■ Task requirements:
Locate all lines with the word "property" and copy them out.
━━━━━ Given entries ━━━━━
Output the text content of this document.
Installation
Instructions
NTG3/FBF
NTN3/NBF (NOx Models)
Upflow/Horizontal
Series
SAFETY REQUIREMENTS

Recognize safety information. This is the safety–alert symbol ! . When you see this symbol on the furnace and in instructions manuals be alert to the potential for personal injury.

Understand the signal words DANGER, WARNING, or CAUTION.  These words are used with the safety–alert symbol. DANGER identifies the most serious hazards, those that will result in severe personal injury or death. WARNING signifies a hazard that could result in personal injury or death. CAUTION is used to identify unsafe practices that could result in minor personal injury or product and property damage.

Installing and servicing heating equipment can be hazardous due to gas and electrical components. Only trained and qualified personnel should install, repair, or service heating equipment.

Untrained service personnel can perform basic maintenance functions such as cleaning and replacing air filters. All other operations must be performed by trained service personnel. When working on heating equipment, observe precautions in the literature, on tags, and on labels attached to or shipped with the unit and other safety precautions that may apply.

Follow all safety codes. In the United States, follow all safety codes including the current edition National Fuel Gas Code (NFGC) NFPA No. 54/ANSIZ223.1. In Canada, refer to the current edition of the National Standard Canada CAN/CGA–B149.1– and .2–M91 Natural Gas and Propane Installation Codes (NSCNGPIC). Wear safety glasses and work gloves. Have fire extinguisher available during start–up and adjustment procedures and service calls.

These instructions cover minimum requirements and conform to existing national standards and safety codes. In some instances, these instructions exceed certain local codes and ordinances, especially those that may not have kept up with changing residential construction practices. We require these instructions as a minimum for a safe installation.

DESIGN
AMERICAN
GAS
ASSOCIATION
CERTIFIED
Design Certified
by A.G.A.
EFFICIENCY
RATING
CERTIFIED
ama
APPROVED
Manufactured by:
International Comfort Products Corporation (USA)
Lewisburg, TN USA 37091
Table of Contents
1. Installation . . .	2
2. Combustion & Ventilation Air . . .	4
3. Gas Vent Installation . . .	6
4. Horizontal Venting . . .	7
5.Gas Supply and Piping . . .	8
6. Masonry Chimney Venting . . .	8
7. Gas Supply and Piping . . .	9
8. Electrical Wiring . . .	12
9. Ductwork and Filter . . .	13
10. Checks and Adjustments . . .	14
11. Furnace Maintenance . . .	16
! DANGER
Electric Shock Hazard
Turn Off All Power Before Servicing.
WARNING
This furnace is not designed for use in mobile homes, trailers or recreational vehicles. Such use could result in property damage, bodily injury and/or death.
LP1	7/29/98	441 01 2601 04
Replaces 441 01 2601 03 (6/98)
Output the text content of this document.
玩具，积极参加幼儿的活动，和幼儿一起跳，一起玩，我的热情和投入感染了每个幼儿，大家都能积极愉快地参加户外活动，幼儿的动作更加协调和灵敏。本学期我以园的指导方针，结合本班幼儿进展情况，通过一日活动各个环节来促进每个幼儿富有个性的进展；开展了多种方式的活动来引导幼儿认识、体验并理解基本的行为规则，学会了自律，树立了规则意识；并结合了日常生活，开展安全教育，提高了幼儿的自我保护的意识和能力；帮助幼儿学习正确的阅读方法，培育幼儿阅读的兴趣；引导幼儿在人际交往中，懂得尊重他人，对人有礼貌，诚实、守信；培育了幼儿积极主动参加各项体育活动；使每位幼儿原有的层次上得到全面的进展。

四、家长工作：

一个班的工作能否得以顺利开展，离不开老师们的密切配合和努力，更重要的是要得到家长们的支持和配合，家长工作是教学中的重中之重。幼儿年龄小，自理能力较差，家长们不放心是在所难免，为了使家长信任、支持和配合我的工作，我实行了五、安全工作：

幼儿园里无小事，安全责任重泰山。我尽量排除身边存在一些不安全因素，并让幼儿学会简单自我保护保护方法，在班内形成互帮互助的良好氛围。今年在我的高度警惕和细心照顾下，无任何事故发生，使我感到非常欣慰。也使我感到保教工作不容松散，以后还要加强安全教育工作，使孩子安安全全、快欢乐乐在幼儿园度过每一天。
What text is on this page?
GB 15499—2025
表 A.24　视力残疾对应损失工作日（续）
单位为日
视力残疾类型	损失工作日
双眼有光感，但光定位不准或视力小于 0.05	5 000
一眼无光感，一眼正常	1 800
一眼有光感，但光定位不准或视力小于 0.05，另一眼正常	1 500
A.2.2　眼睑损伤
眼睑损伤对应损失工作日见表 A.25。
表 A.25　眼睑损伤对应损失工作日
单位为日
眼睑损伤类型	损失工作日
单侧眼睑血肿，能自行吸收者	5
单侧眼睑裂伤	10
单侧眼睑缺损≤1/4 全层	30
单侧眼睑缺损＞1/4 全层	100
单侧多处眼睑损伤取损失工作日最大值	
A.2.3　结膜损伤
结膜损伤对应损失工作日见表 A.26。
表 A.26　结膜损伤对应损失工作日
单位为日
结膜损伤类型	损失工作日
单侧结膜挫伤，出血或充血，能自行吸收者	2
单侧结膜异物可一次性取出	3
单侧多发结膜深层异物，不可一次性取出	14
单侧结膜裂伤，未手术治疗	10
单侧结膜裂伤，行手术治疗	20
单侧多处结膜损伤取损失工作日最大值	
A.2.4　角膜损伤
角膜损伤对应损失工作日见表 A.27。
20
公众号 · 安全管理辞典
━━━━━
■ Exercise result:
Understand the signal words DANGER, WARNING, or CAUTION.  These words are used with the safety–alert symbol. DANGER identifies the most serious hazards, those that will result in severe personal injury or death. WARNING signifies a hazard that could result in personal injury or death. CAUTION is used to identify unsafe practices that could result in minor personal injury or product and property damage.
This furnace is not designed for use in mobile homes, trailers or recreational vehicles. Such use could result in property damage, bodily injury and/or death.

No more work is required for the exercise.